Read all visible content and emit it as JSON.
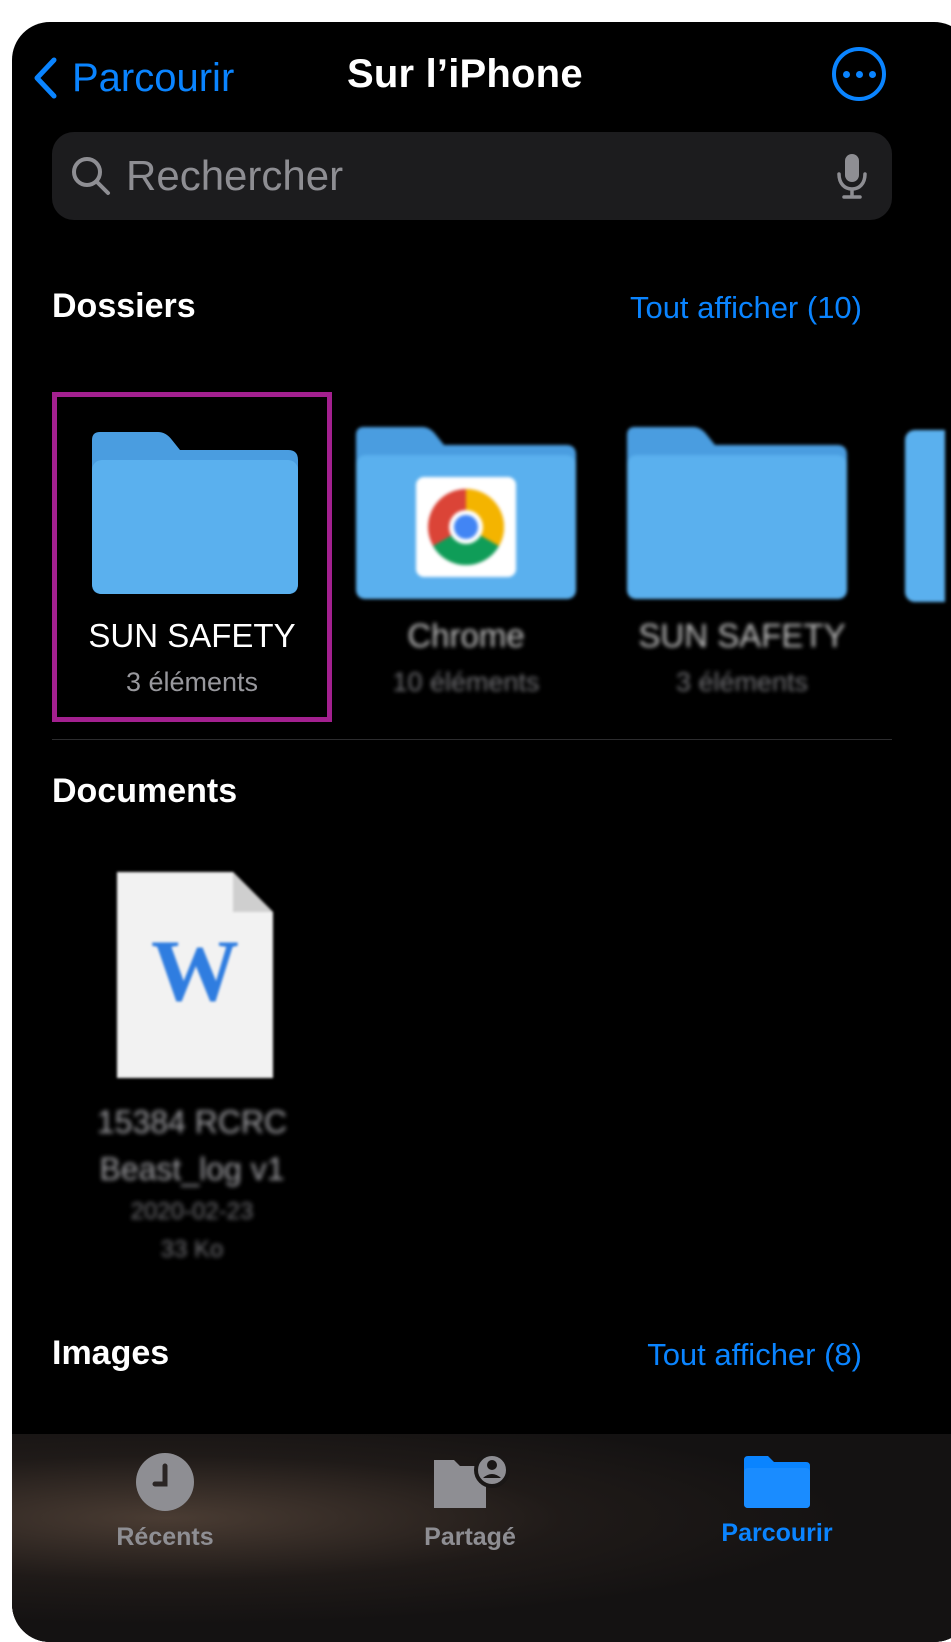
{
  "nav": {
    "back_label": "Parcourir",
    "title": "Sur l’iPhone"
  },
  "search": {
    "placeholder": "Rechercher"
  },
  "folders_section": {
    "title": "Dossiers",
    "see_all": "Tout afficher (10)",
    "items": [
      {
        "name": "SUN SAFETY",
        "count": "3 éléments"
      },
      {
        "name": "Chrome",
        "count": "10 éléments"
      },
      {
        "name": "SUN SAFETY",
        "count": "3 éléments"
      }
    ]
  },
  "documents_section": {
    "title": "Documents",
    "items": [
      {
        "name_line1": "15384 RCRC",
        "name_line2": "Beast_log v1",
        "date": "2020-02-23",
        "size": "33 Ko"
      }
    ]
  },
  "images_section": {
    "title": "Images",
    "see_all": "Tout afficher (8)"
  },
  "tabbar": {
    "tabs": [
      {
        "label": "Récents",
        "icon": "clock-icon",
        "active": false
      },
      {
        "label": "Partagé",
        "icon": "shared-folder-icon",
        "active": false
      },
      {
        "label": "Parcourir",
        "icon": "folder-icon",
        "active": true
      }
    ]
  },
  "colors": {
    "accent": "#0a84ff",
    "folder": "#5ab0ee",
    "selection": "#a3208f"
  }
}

▶ Written exercise:
The pictures should not appear in the copy; every other part of the records above must be returned exactly.

▶ Written answer:
Read all visible content and emit it as JSON.
{
  "nav": {
    "back_label": "Parcourir",
    "title": "Sur l’iPhone"
  },
  "search": {
    "placeholder": "Rechercher"
  },
  "folders_section": {
    "title": "Dossiers",
    "see_all": "Tout afficher (10)",
    "items": [
      {
        "name": "SUN SAFETY",
        "count": "3 éléments"
      },
      {
        "name": "Chrome",
        "count": "10 éléments"
      },
      {
        "name": "SUN SAFETY",
        "count": "3 éléments"
      }
    ]
  },
  "documents_section": {
    "title": "Documents",
    "items": [
      {
        "name_line1": "15384 RCRC",
        "name_line2": "Beast_log v1",
        "date": "2020-02-23",
        "size": "33 Ko"
      }
    ]
  },
  "images_section": {
    "title": "Images",
    "see_all": "Tout afficher (8)"
  },
  "tabbar": {
    "tabs": [
      {
        "label": "Récents",
        "icon": "clock-icon",
        "active": false
      },
      {
        "label": "Partagé",
        "icon": "shared-folder-icon",
        "active": false
      },
      {
        "label": "Parcourir",
        "icon": "folder-icon",
        "active": true
      }
    ]
  },
  "colors": {
    "accent": "#0a84ff",
    "folder": "#5ab0ee",
    "selection": "#a3208f"
  }
}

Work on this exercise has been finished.